-- BEGIN Information supplied --

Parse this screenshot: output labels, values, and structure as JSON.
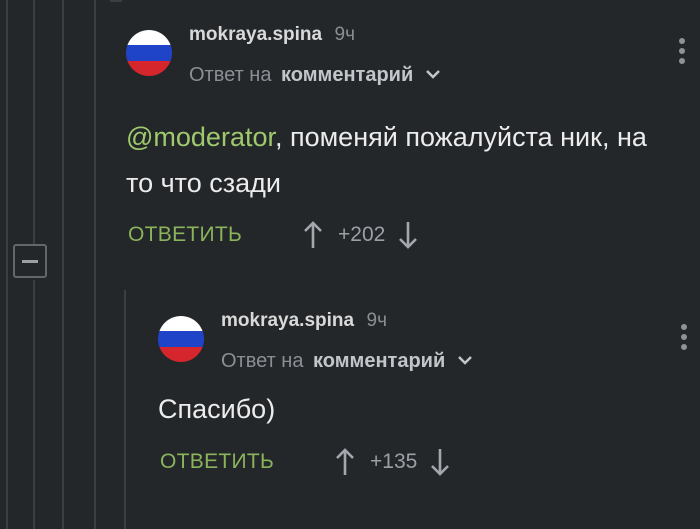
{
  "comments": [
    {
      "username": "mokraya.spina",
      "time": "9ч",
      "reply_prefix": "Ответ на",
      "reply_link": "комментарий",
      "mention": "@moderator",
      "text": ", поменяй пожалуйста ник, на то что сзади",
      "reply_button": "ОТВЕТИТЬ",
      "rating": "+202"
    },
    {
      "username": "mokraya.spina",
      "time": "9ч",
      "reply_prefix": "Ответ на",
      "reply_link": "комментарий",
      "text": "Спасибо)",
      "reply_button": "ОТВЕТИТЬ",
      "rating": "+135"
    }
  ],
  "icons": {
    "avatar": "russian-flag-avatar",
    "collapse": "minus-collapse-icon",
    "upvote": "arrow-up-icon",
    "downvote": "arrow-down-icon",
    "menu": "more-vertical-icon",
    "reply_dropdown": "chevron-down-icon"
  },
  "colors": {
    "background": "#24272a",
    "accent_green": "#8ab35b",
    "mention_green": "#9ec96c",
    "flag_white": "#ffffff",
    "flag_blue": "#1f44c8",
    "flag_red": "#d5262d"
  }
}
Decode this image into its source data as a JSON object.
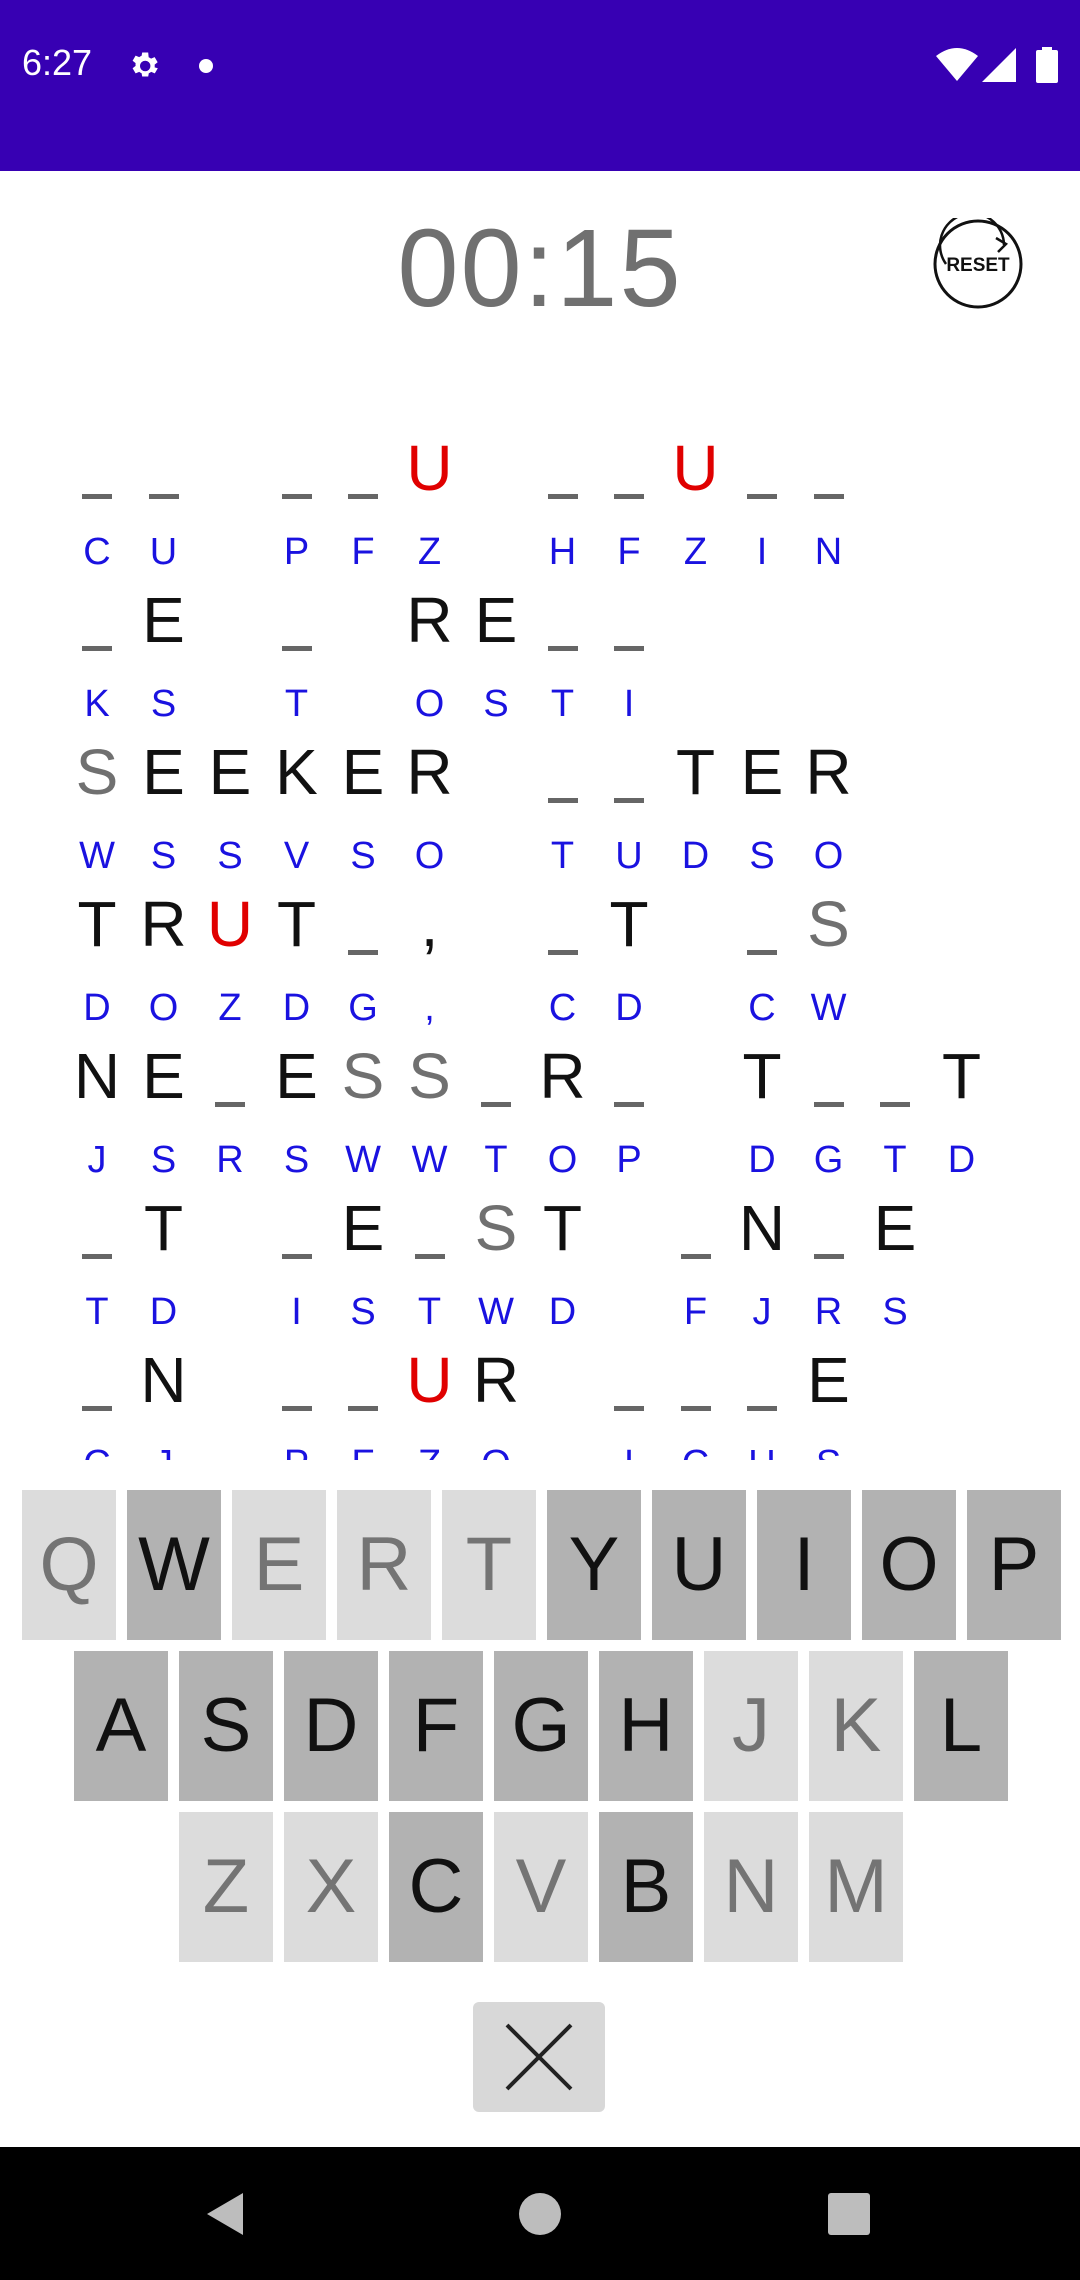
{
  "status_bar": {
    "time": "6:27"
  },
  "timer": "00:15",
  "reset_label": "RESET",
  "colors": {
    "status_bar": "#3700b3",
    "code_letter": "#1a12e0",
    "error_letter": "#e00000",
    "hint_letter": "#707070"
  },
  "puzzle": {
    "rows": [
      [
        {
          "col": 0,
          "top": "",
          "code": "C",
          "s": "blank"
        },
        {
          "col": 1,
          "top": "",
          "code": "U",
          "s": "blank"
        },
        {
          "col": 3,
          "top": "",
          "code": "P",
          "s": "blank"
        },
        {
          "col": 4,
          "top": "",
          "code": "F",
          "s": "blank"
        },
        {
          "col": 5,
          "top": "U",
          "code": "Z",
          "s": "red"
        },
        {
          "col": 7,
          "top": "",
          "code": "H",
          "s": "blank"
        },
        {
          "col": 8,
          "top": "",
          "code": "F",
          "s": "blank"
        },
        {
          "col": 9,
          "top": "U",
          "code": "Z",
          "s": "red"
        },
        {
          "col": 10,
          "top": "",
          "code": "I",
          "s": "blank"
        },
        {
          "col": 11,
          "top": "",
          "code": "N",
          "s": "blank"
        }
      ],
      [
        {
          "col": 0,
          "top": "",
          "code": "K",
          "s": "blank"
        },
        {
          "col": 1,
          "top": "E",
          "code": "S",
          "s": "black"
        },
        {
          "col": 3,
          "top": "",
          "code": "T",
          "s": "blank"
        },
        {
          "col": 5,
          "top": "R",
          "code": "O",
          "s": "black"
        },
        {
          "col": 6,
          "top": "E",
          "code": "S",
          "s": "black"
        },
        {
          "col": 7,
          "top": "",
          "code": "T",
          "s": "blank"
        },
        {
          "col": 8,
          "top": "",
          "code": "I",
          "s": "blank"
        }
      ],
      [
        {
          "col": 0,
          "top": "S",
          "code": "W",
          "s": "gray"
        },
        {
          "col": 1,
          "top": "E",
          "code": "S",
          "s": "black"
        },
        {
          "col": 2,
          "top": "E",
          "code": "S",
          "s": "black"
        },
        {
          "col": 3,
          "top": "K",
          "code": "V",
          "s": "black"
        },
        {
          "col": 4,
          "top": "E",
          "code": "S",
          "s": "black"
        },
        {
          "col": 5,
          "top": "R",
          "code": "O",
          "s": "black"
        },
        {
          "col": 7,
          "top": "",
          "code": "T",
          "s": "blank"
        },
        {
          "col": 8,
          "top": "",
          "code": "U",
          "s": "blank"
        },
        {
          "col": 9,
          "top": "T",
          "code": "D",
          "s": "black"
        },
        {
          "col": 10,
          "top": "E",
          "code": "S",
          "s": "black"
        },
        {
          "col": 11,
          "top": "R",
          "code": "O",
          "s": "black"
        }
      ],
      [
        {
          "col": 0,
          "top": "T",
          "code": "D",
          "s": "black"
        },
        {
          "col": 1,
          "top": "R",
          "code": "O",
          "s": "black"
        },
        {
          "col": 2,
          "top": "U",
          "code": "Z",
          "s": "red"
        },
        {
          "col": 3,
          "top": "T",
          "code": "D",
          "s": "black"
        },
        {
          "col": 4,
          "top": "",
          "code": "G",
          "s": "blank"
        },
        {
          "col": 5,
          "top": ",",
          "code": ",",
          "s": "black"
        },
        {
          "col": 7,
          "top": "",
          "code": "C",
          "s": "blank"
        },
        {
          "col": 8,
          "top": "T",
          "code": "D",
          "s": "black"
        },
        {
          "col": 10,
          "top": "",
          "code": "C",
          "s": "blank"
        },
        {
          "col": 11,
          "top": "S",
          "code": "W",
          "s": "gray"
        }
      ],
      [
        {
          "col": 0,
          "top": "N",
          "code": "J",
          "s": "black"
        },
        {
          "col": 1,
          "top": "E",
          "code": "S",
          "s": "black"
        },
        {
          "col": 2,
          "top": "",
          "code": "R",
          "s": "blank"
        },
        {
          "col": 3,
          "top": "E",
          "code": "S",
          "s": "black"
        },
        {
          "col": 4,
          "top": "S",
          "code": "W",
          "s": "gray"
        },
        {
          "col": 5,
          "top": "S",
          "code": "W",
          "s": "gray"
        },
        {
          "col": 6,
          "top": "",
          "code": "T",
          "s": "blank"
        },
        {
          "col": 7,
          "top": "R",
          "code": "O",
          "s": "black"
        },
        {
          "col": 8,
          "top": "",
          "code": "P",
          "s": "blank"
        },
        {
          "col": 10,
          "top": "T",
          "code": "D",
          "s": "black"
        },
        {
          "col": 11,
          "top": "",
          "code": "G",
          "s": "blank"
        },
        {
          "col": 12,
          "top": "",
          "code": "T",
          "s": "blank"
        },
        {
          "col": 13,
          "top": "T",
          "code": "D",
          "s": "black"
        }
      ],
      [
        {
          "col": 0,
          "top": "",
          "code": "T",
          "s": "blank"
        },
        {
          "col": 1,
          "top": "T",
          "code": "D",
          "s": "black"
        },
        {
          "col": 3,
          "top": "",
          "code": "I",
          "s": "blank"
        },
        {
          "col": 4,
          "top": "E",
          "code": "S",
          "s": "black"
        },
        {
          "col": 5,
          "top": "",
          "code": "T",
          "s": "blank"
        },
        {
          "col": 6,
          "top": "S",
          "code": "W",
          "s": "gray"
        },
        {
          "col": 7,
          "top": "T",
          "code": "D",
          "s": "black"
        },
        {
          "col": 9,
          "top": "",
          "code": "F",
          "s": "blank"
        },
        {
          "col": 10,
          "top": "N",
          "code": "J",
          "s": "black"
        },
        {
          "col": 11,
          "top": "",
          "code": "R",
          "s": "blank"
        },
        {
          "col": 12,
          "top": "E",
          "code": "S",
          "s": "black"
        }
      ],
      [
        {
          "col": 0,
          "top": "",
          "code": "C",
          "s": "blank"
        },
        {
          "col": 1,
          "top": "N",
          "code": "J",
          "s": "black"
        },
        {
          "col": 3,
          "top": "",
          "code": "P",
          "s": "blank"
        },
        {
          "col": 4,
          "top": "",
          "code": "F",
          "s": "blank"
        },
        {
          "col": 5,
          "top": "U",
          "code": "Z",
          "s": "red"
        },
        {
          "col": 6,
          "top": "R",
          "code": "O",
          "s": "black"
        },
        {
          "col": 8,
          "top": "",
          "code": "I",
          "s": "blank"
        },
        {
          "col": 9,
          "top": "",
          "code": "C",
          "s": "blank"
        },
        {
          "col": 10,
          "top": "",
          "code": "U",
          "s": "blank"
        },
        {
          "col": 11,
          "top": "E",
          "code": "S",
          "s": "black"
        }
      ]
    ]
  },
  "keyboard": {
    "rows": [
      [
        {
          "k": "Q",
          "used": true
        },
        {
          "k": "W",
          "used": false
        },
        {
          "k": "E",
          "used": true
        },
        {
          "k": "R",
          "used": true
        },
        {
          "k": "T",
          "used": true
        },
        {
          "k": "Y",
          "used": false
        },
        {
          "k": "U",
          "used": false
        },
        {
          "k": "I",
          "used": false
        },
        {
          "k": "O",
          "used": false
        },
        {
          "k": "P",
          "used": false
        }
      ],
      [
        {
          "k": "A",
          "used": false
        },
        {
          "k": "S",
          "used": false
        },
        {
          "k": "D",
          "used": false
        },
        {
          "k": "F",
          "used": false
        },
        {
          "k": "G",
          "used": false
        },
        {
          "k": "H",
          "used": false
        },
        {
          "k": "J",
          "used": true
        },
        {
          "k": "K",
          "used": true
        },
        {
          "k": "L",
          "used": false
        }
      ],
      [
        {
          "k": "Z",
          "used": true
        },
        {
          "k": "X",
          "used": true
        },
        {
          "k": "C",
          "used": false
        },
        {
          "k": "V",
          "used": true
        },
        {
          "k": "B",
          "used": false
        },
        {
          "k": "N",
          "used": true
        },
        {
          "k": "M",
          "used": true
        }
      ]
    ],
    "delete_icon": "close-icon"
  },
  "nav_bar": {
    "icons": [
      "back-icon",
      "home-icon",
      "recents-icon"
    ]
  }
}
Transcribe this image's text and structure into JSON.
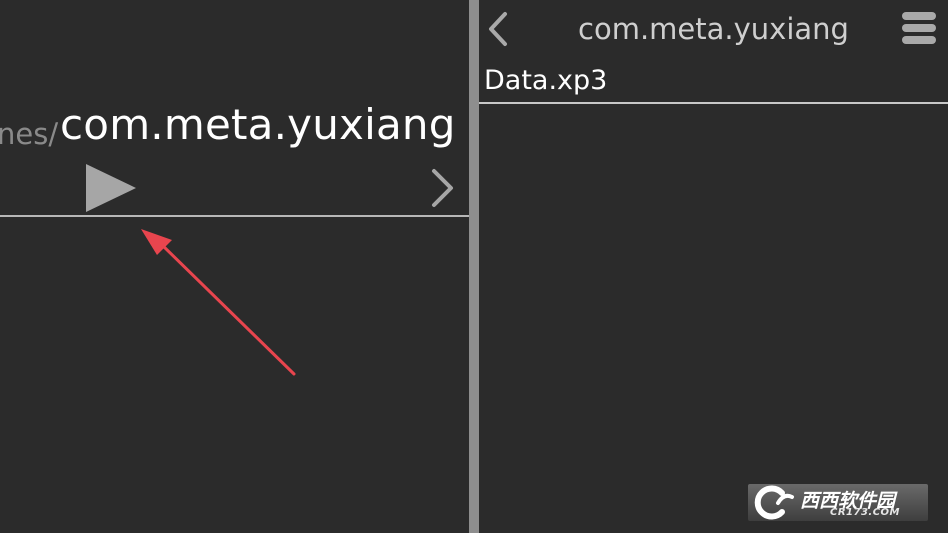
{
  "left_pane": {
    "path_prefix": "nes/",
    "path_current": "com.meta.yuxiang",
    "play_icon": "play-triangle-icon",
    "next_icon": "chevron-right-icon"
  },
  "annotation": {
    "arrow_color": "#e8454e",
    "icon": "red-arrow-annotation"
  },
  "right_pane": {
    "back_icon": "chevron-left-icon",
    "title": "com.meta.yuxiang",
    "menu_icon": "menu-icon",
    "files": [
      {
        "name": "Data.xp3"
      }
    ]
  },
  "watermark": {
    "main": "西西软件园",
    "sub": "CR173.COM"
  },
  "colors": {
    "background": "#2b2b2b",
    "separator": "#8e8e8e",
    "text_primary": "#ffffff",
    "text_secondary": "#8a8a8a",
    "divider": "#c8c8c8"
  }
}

-- END Information supplied --

Select the lines that carry the string "JSON" and copy them.

Right answer:
Parse this screenshot: output labels, values, and structure as JSON.
Decode this image into its source data as a JSON object.
Transcribe this image's text and structure into JSON.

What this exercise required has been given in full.